▶ _Exercise aim_: Omit the pictures, then reproduce every remaining record exactly.

▶ _Entries_:
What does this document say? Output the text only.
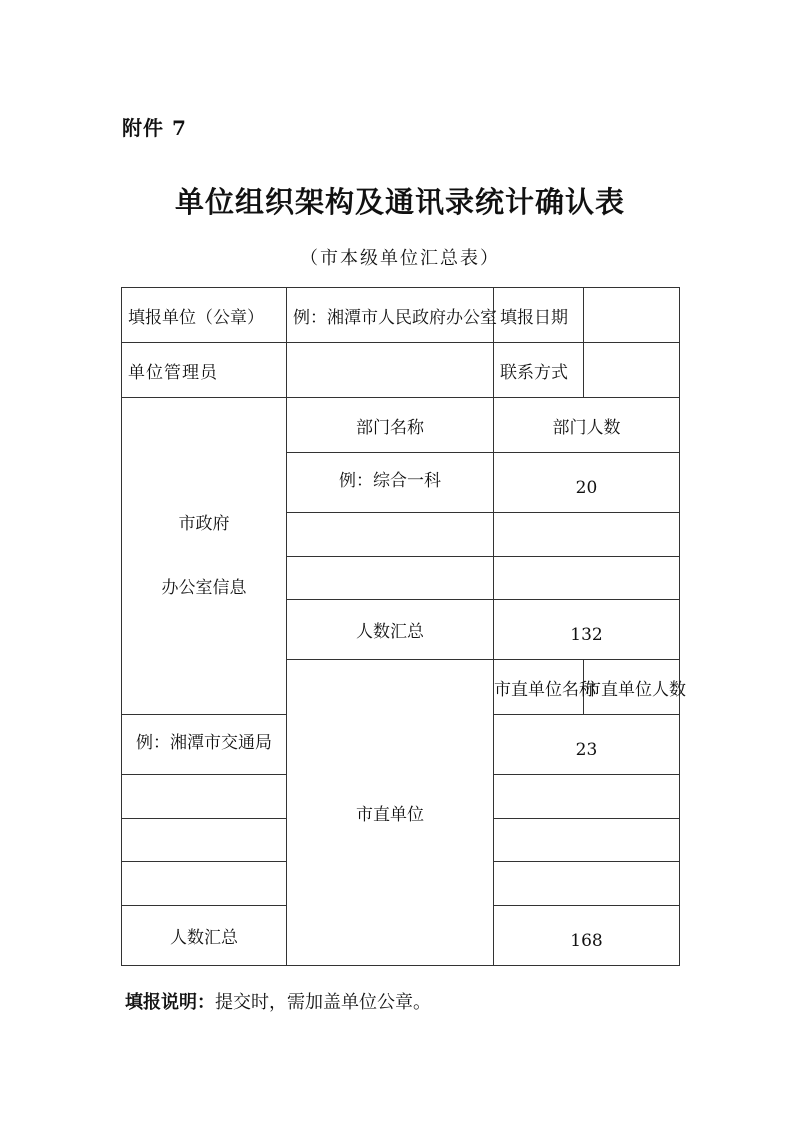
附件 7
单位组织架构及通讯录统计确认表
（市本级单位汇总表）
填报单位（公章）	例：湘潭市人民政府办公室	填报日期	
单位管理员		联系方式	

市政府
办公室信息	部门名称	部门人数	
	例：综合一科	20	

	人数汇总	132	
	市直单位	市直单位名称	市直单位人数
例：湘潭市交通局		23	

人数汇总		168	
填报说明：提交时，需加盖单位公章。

▶ _Result of this task_:
What does this document say? Output the text only.
附件 7
单位组织架构及通讯录统计确认表
（市本级单位汇总表）
填报单位（公章）	例：湘潭市人民政府办公室	填报日期	
单位管理员		联系方式	

市政府
办公室信息	部门名称	部门人数	
	例：综合一科	20	

	人数汇总	132	
	市直单位	市直单位名称	市直单位人数
例：湘潭市交通局		23	

人数汇总		168	
填报说明：提交时，需加盖单位公章。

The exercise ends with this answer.